*REQUEST*
Everything in the data should be repeated exactly, save for the images.

######

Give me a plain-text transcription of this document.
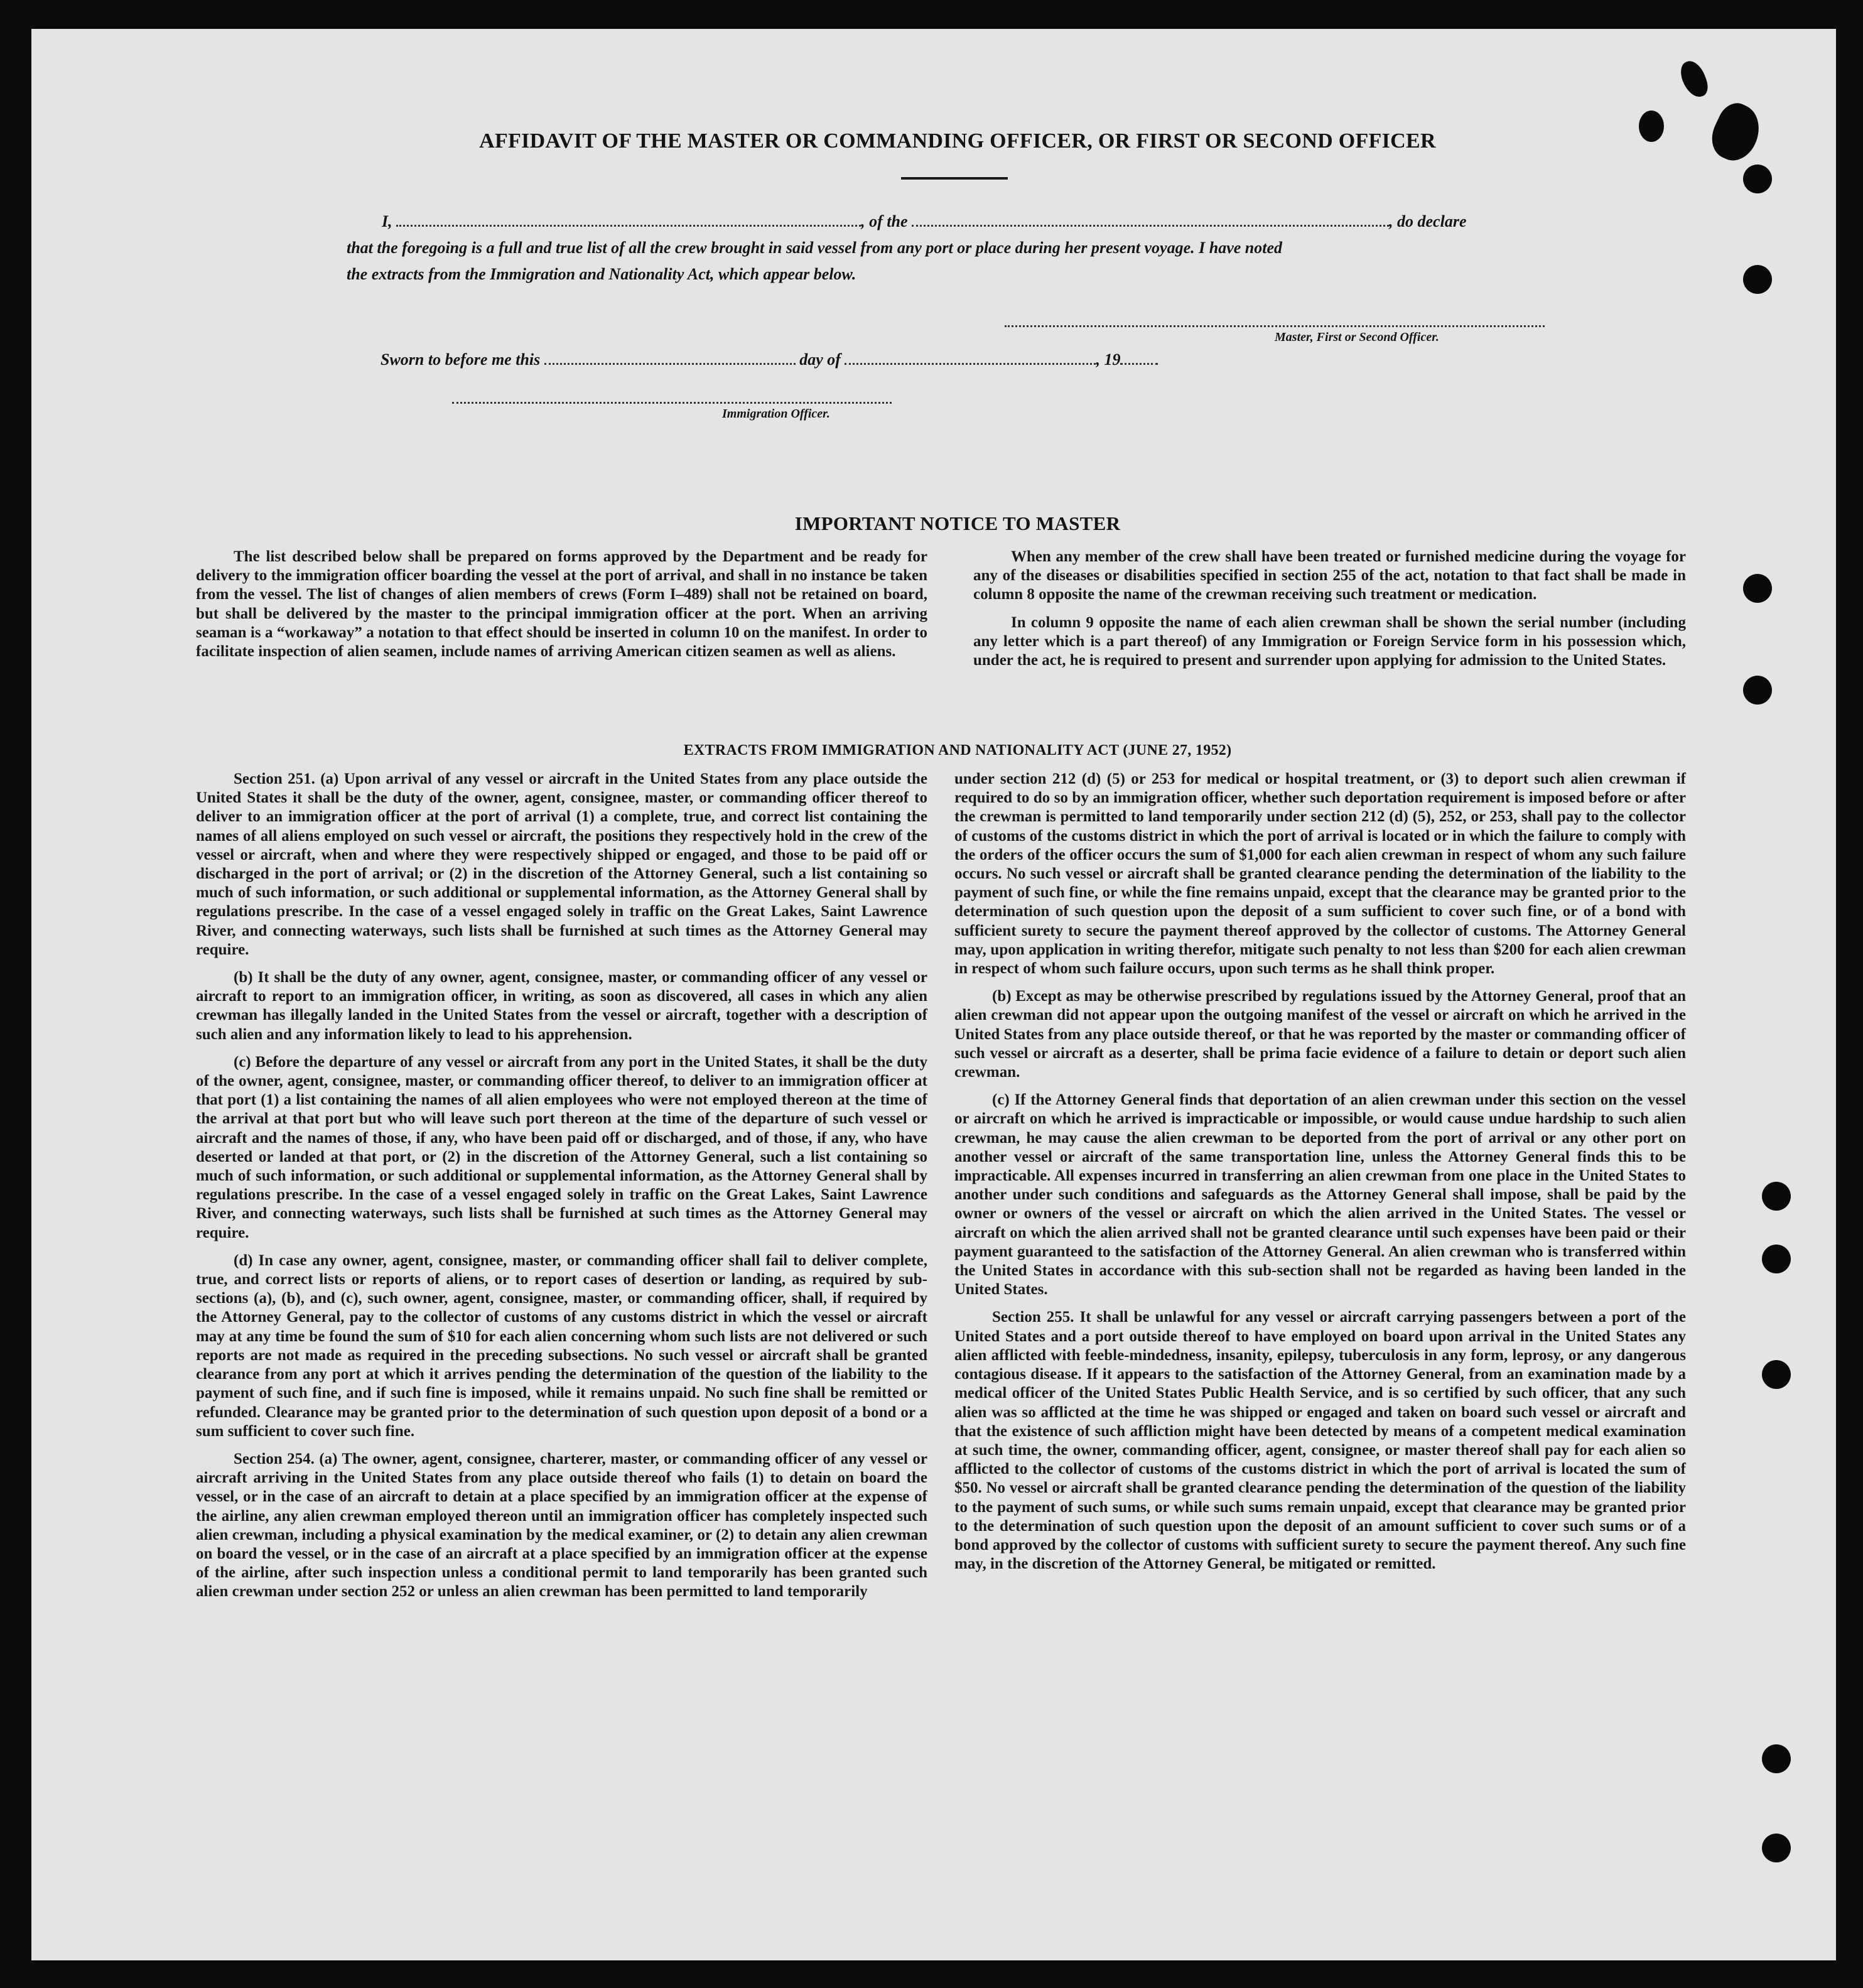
AFFIDAVIT OF THE MASTER OR COMMANDING OFFICER, OR FIRST OR SECOND OFFICER
I,	, of the	, do declare
that the foregoing is a full and true list of all the crew brought in said vessel from any port or place during her present voyage. I have noted
the extracts from the Immigration and Nationality Act, which appear below.
Master, First or Second Officer.
Sworn to before me this	day of	, 19
Immigration Officer.
IMPORTANT NOTICE TO MASTER

The list described below shall be prepared on forms approved by the Department and be ready for delivery to the immigration officer boarding the vessel at the port of arrival, and shall in no instance be taken from the vessel. The list of changes of alien members of crews (Form I–489) shall not be retained on board, but shall be delivered by the master to the principal immigration officer at the port. When an arriving seaman is a “workaway” a notation to that effect should be inserted in column 10 on the manifest. In order to facilitate inspection of alien seamen, include names of arriving American citizen seamen as well as aliens.

When any member of the crew shall have been treated or furnished medicine during the voyage for any of the diseases or disabilities specified in section 255 of the act, notation to that fact shall be made in column 8 opposite the name of the crewman receiving such treatment or medication.

In column 9 opposite the name of each alien crewman shall be shown the serial number (including any letter which is a part thereof) of any Immigration or Foreign Service form in his possession which, under the act, he is required to present and surrender upon applying for admission to the United States.

EXTRACTS FROM IMMIGRATION AND NATIONALITY ACT (JUNE 27, 1952)

Section 251. (a) Upon arrival of any vessel or aircraft in the United States from any place outside the United States it shall be the duty of the owner, agent, consignee, master, or commanding officer thereof to deliver to an immigration officer at the port of arrival (1) a complete, true, and correct list containing the names of all aliens employed on such vessel or aircraft, the positions they respectively hold in the crew of the vessel or aircraft, when and where they were respectively shipped or engaged, and those to be paid off or discharged in the port of arrival; or (2) in the discretion of the Attorney General, such a list containing so much of such information, or such additional or supplemental information, as the Attorney General shall by regulations prescribe. In the case of a vessel engaged solely in traffic on the Great Lakes, Saint Lawrence River, and connecting waterways, such lists shall be furnished at such times as the Attorney General may require.

(b) It shall be the duty of any owner, agent, consignee, master, or commanding officer of any vessel or aircraft to report to an immigration officer, in writing, as soon as discovered, all cases in which any alien crewman has illegally landed in the United States from the vessel or aircraft, together with a description of such alien and any information likely to lead to his apprehension.

(c) Before the departure of any vessel or aircraft from any port in the United States, it shall be the duty of the owner, agent, consignee, master, or commanding officer thereof, to deliver to an immigration officer at that port (1) a list containing the names of all alien employees who were not employed thereon at the time of the arrival at that port but who will leave such port thereon at the time of the departure of such vessel or aircraft and the names of those, if any, who have been paid off or discharged, and of those, if any, who have deserted or landed at that port, or (2) in the discretion of the Attorney General, such a list containing so much of such information, or such additional or supplemental information, as the Attorney General shall by regulations prescribe. In the case of a vessel engaged solely in traffic on the Great Lakes, Saint Lawrence River, and connecting waterways, such lists shall be furnished at such times as the Attorney General may require.

(d) In case any owner, agent, consignee, master, or commanding officer shall fail to deliver complete, true, and correct lists or reports of aliens, or to report cases of desertion or landing, as required by sub-sections (a), (b), and (c), such owner, agent, consignee, master, or commanding officer, shall, if required by the Attorney General, pay to the collector of customs of any customs district in which the vessel or aircraft may at any time be found the sum of $10 for each alien concerning whom such lists are not delivered or such reports are not made as required in the preceding subsections. No such vessel or aircraft shall be granted clearance from any port at which it arrives pending the determination of the question of the liability to the payment of such fine, and if such fine is imposed, while it remains unpaid. No such fine shall be remitted or refunded. Clearance may be granted prior to the determination of such question upon deposit of a bond or a sum sufficient to cover such fine.

Section 254. (a) The owner, agent, consignee, charterer, master, or commanding officer of any vessel or aircraft arriving in the United States from any place outside thereof who fails (1) to detain on board the vessel, or in the case of an aircraft to detain at a place specified by an immigration officer at the expense of the airline, any alien crewman employed thereon until an immigration officer has completely inspected such alien crewman, including a physical examination by the medical examiner, or (2) to detain any alien crewman on board the vessel, or in the case of an aircraft at a place specified by an immigration officer at the expense of the airline, after such inspection unless a conditional permit to land temporarily has been granted such alien crewman under section 252 or unless an alien crewman has been permitted to land temporarily

under section 212 (d) (5) or 253 for medical or hospital treatment, or (3) to deport such alien crewman if required to do so by an immigration officer, whether such deportation requirement is imposed before or after the crewman is permitted to land temporarily under section 212 (d) (5), 252, or 253, shall pay to the collector of customs of the customs district in which the port of arrival is located or in which the failure to comply with the orders of the officer occurs the sum of $1,000 for each alien crewman in respect of whom any such failure occurs. No such vessel or aircraft shall be granted clearance pending the determination of the liability to the payment of such fine, or while the fine remains unpaid, except that the clearance may be granted prior to the determination of such question upon the deposit of a sum sufficient to cover such fine, or of a bond with sufficient surety to secure the payment thereof approved by the collector of customs. The Attorney General may, upon application in writing therefor, mitigate such penalty to not less than $200 for each alien crewman in respect of whom such failure occurs, upon such terms as he shall think proper.

(b) Except as may be otherwise prescribed by regulations issued by the Attorney General, proof that an alien crewman did not appear upon the outgoing manifest of the vessel or aircraft on which he arrived in the United States from any place outside thereof, or that he was reported by the master or commanding officer of such vessel or aircraft as a deserter, shall be prima facie evidence of a failure to detain or deport such alien crewman.

(c) If the Attorney General finds that deportation of an alien crewman under this section on the vessel or aircraft on which he arrived is impracticable or impossible, or would cause undue hardship to such alien crewman, he may cause the alien crewman to be deported from the port of arrival or any other port on another vessel or aircraft of the same transportation line, unless the Attorney General finds this to be impracticable. All expenses incurred in transferring an alien crewman from one place in the United States to another under such conditions and safeguards as the Attorney General shall impose, shall be paid by the owner or owners of the vessel or aircraft on which the alien arrived in the United States. The vessel or aircraft on which the alien arrived shall not be granted clearance until such expenses have been paid or their payment guaranteed to the satisfaction of the Attorney General. An alien crewman who is transferred within the United States in accordance with this sub-section shall not be regarded as having been landed in the United States.

Section 255. It shall be unlawful for any vessel or aircraft carrying passengers between a port of the United States and a port outside thereof to have employed on board upon arrival in the United States any alien afflicted with feeble-mindedness, insanity, epilepsy, tuberculosis in any form, leprosy, or any dangerous contagious disease. If it appears to the satisfaction of the Attorney General, from an examination made by a medical officer of the United States Public Health Service, and is so certified by such officer, that any such alien was so afflicted at the time he was shipped or engaged and taken on board such vessel or aircraft and that the existence of such affliction might have been detected by means of a competent medical examination at such time, the owner, commanding officer, agent, consignee, or master thereof shall pay for each alien so afflicted to the collector of customs of the customs district in which the port of arrival is located the sum of $50. No vessel or aircraft shall be granted clearance pending the determination of the question of the liability to the payment of such sums, or while such sums remain unpaid, except that clearance may be granted prior to the determination of such question upon the deposit of an amount sufficient to cover such sums or of a bond approved by the collector of customs with sufficient surety to secure the payment thereof. Any such fine may, in the discretion of the Attorney General, be mitigated or remitted.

######

*THE OUTPUT*
Give me a plain-text transcription of this document.
AFFIDAVIT OF THE MASTER OR COMMANDING OFFICER, OR FIRST OR SECOND OFFICER
I,	, of the	, do declare
that the foregoing is a full and true list of all the crew brought in said vessel from any port or place during her present voyage. I have noted
the extracts from the Immigration and Nationality Act, which appear below.
Master, First or Second Officer.
Sworn to before me this	day of	, 19
Immigration Officer.
IMPORTANT NOTICE TO MASTER

The list described below shall be prepared on forms approved by the Department and be ready for delivery to the immigration officer boarding the vessel at the port of arrival, and shall in no instance be taken from the vessel. The list of changes of alien members of crews (Form I–489) shall not be retained on board, but shall be delivered by the master to the principal immigration officer at the port. When an arriving seaman is a “workaway” a notation to that effect should be inserted in column 10 on the manifest. In order to facilitate inspection of alien seamen, include names of arriving American citizen seamen as well as aliens.

When any member of the crew shall have been treated or furnished medicine during the voyage for any of the diseases or disabilities specified in section 255 of the act, notation to that fact shall be made in column 8 opposite the name of the crewman receiving such treatment or medication.

In column 9 opposite the name of each alien crewman shall be shown the serial number (including any letter which is a part thereof) of any Immigration or Foreign Service form in his possession which, under the act, he is required to present and surrender upon applying for admission to the United States.

EXTRACTS FROM IMMIGRATION AND NATIONALITY ACT (JUNE 27, 1952)

Section 251. (a) Upon arrival of any vessel or aircraft in the United States from any place outside the United States it shall be the duty of the owner, agent, consignee, master, or commanding officer thereof to deliver to an immigration officer at the port of arrival (1) a complete, true, and correct list containing the names of all aliens employed on such vessel or aircraft, the positions they respectively hold in the crew of the vessel or aircraft, when and where they were respectively shipped or engaged, and those to be paid off or discharged in the port of arrival; or (2) in the discretion of the Attorney General, such a list containing so much of such information, or such additional or supplemental information, as the Attorney General shall by regulations prescribe. In the case of a vessel engaged solely in traffic on the Great Lakes, Saint Lawrence River, and connecting waterways, such lists shall be furnished at such times as the Attorney General may require.

(b) It shall be the duty of any owner, agent, consignee, master, or commanding officer of any vessel or aircraft to report to an immigration officer, in writing, as soon as discovered, all cases in which any alien crewman has illegally landed in the United States from the vessel or aircraft, together with a description of such alien and any information likely to lead to his apprehension.

(c) Before the departure of any vessel or aircraft from any port in the United States, it shall be the duty of the owner, agent, consignee, master, or commanding officer thereof, to deliver to an immigration officer at that port (1) a list containing the names of all alien employees who were not employed thereon at the time of the arrival at that port but who will leave such port thereon at the time of the departure of such vessel or aircraft and the names of those, if any, who have been paid off or discharged, and of those, if any, who have deserted or landed at that port, or (2) in the discretion of the Attorney General, such a list containing so much of such information, or such additional or supplemental information, as the Attorney General shall by regulations prescribe. In the case of a vessel engaged solely in traffic on the Great Lakes, Saint Lawrence River, and connecting waterways, such lists shall be furnished at such times as the Attorney General may require.

(d) In case any owner, agent, consignee, master, or commanding officer shall fail to deliver complete, true, and correct lists or reports of aliens, or to report cases of desertion or landing, as required by sub-sections (a), (b), and (c), such owner, agent, consignee, master, or commanding officer, shall, if required by the Attorney General, pay to the collector of customs of any customs district in which the vessel or aircraft may at any time be found the sum of $10 for each alien concerning whom such lists are not delivered or such reports are not made as required in the preceding subsections. No such vessel or aircraft shall be granted clearance from any port at which it arrives pending the determination of the question of the liability to the payment of such fine, and if such fine is imposed, while it remains unpaid. No such fine shall be remitted or refunded. Clearance may be granted prior to the determination of such question upon deposit of a bond or a sum sufficient to cover such fine.

Section 254. (a) The owner, agent, consignee, charterer, master, or commanding officer of any vessel or aircraft arriving in the United States from any place outside thereof who fails (1) to detain on board the vessel, or in the case of an aircraft to detain at a place specified by an immigration officer at the expense of the airline, any alien crewman employed thereon until an immigration officer has completely inspected such alien crewman, including a physical examination by the medical examiner, or (2) to detain any alien crewman on board the vessel, or in the case of an aircraft at a place specified by an immigration officer at the expense of the airline, after such inspection unless a conditional permit to land temporarily has been granted such alien crewman under section 252 or unless an alien crewman has been permitted to land temporarily

under section 212 (d) (5) or 253 for medical or hospital treatment, or (3) to deport such alien crewman if required to do so by an immigration officer, whether such deportation requirement is imposed before or after the crewman is permitted to land temporarily under section 212 (d) (5), 252, or 253, shall pay to the collector of customs of the customs district in which the port of arrival is located or in which the failure to comply with the orders of the officer occurs the sum of $1,000 for each alien crewman in respect of whom any such failure occurs. No such vessel or aircraft shall be granted clearance pending the determination of the liability to the payment of such fine, or while the fine remains unpaid, except that the clearance may be granted prior to the determination of such question upon the deposit of a sum sufficient to cover such fine, or of a bond with sufficient surety to secure the payment thereof approved by the collector of customs. The Attorney General may, upon application in writing therefor, mitigate such penalty to not less than $200 for each alien crewman in respect of whom such failure occurs, upon such terms as he shall think proper.

(b) Except as may be otherwise prescribed by regulations issued by the Attorney General, proof that an alien crewman did not appear upon the outgoing manifest of the vessel or aircraft on which he arrived in the United States from any place outside thereof, or that he was reported by the master or commanding officer of such vessel or aircraft as a deserter, shall be prima facie evidence of a failure to detain or deport such alien crewman.

(c) If the Attorney General finds that deportation of an alien crewman under this section on the vessel or aircraft on which he arrived is impracticable or impossible, or would cause undue hardship to such alien crewman, he may cause the alien crewman to be deported from the port of arrival or any other port on another vessel or aircraft of the same transportation line, unless the Attorney General finds this to be impracticable. All expenses incurred in transferring an alien crewman from one place in the United States to another under such conditions and safeguards as the Attorney General shall impose, shall be paid by the owner or owners of the vessel or aircraft on which the alien arrived in the United States. The vessel or aircraft on which the alien arrived shall not be granted clearance until such expenses have been paid or their payment guaranteed to the satisfaction of the Attorney General. An alien crewman who is transferred within the United States in accordance with this sub-section shall not be regarded as having been landed in the United States.

Section 255. It shall be unlawful for any vessel or aircraft carrying passengers between a port of the United States and a port outside thereof to have employed on board upon arrival in the United States any alien afflicted with feeble-mindedness, insanity, epilepsy, tuberculosis in any form, leprosy, or any dangerous contagious disease. If it appears to the satisfaction of the Attorney General, from an examination made by a medical officer of the United States Public Health Service, and is so certified by such officer, that any such alien was so afflicted at the time he was shipped or engaged and taken on board such vessel or aircraft and that the existence of such affliction might have been detected by means of a competent medical examination at such time, the owner, commanding officer, agent, consignee, or master thereof shall pay for each alien so afflicted to the collector of customs of the customs district in which the port of arrival is located the sum of $50. No vessel or aircraft shall be granted clearance pending the determination of the question of the liability to the payment of such sums, or while such sums remain unpaid, except that clearance may be granted prior to the determination of such question upon the deposit of an amount sufficient to cover such sums or of a bond approved by the collector of customs with sufficient surety to secure the payment thereof. Any such fine may, in the discretion of the Attorney General, be mitigated or remitted.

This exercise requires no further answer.